Exactly reproduce each line of the listing that follows.
• • • • •
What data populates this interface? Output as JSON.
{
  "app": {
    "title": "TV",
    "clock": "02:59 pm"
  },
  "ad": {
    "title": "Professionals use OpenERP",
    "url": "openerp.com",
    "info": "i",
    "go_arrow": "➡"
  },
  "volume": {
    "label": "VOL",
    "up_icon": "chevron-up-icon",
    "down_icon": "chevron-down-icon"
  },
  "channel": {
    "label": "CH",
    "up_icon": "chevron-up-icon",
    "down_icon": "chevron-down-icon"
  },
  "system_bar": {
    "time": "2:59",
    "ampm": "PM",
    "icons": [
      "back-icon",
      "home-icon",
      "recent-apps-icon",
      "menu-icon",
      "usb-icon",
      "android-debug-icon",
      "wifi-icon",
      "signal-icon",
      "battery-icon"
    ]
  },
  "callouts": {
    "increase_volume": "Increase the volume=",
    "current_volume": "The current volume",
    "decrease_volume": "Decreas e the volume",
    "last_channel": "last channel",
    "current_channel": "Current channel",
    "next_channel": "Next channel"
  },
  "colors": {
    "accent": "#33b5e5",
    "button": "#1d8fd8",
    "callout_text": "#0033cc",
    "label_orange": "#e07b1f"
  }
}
• • • • •
» **Completed exercise**
What data populates this interface? Output as JSON.
{
  "app": {
    "title": "TV",
    "clock": "02:59 pm"
  },
  "ad": {
    "title": "Professionals use OpenERP",
    "url": "openerp.com",
    "info": "i",
    "go_arrow": "➡"
  },
  "volume": {
    "label": "VOL",
    "up_icon": "chevron-up-icon",
    "down_icon": "chevron-down-icon"
  },
  "channel": {
    "label": "CH",
    "up_icon": "chevron-up-icon",
    "down_icon": "chevron-down-icon"
  },
  "system_bar": {
    "time": "2:59",
    "ampm": "PM",
    "icons": [
      "back-icon",
      "home-icon",
      "recent-apps-icon",
      "menu-icon",
      "usb-icon",
      "android-debug-icon",
      "wifi-icon",
      "signal-icon",
      "battery-icon"
    ]
  },
  "callouts": {
    "increase_volume": "Increase the volume=",
    "current_volume": "The current volume",
    "decrease_volume": "Decreas e the volume",
    "last_channel": "last channel",
    "current_channel": "Current channel",
    "next_channel": "Next channel"
  },
  "colors": {
    "accent": "#33b5e5",
    "button": "#1d8fd8",
    "callout_text": "#0033cc",
    "label_orange": "#e07b1f"
  }
}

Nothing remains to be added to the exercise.